• Aufgabe: Setzen Sie den Textauszug über den Umgang mit Risiken nach dem revidierten Obligationenrecht im Anschluss an seinen letzten Satz fort.

===== Textauszug

Der Umgang mit Risiken ist heute gesetzlich verankert. So verlangt das revidierte Obligationenrecht seit dem 1. Januar 2008 von den Unternehmen, dass sie eine Risikobeurteilung durchführen (Art. 663b OR) und ein IKS nachweisen können (Art. 728a OR). Beide Vorgaben wurden mittlerweile eingeführt und geprüft. Nachfolgend werden die bisherigen Erfahrungen aus der Praxis kritisch unter die Lupe genommen: Was haben insbesondere KMU umgesetzt? Welchen Nutzen haben sie daraus gezogen? Wo liegen die Schwachstellen? Gibt es empfehlenswerte Lösungen? Wie lassen sich Effizienz und Transparenz optimieren?

==========
===== Einträge

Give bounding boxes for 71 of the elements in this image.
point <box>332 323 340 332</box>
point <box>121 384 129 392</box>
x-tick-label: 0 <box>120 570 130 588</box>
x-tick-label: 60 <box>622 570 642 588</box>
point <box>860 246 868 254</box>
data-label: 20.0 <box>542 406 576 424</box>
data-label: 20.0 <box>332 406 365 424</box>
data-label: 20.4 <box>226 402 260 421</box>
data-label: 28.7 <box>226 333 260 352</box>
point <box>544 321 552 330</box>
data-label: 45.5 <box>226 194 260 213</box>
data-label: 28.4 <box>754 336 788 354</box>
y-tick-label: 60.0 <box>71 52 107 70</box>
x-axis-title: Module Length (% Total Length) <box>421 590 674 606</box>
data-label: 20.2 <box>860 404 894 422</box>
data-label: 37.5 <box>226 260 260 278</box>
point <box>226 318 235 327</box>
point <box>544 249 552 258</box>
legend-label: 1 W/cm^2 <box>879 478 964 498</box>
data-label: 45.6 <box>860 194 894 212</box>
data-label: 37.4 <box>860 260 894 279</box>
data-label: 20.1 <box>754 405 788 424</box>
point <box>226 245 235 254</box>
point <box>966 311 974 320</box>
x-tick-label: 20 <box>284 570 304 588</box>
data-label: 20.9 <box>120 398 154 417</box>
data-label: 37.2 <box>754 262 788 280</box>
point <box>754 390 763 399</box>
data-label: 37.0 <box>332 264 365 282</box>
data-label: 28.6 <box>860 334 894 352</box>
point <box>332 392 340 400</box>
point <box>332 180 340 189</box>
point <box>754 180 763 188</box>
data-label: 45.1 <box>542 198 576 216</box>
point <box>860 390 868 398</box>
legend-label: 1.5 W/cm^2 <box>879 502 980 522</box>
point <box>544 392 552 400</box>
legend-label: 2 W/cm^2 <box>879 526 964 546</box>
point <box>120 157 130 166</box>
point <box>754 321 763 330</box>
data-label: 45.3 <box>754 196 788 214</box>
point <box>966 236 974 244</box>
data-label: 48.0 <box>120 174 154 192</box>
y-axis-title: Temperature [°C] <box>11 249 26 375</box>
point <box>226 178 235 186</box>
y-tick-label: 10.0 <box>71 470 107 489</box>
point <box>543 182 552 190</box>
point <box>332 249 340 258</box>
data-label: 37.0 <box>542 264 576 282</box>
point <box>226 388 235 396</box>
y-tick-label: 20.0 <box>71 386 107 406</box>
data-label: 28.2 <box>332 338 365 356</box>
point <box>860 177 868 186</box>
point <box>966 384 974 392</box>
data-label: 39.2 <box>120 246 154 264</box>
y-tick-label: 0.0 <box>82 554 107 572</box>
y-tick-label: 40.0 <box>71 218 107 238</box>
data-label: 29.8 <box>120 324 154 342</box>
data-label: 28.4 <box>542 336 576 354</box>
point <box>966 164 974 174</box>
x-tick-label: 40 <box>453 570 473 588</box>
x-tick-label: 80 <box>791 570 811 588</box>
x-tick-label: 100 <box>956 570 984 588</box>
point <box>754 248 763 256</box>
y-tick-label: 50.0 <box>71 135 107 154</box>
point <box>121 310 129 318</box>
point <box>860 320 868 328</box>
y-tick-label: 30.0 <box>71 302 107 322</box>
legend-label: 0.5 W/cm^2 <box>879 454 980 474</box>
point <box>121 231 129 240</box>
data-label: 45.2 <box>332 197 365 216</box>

==========

• Ergebnis:
Auf allen Ebenen nützlich
Ein systematisch eingeführtes, im Alltag funktionierendes Risikomanagement und IKS bringen wertvolle Vorteile auf allen Stufen:
- Gesamtübersicht und damit Qualität der Entscheidungsgrundlagen verbessern;
- gemeinsames Verständnis für Risiken fördern;
- Qualität der finanziellen Berichterstattung verbessern (zuverlässig, vollständig, richtig);
- Fehler und Unregelmässigkeiten bis hin zum Betrug in der Buchhaltung und der finanziellen Berichterstattung verhindern;
- Einhaltung von Gesetzen und Vorschriften (Compliance) unterstützen;
- kostspielige Doppelspurigkeiten vermeiden;
- Kosten reduzieren und den Unternehmenswert steigern;
- Mitarbeiterwechsel durch Prozessdokumentation erleichtern.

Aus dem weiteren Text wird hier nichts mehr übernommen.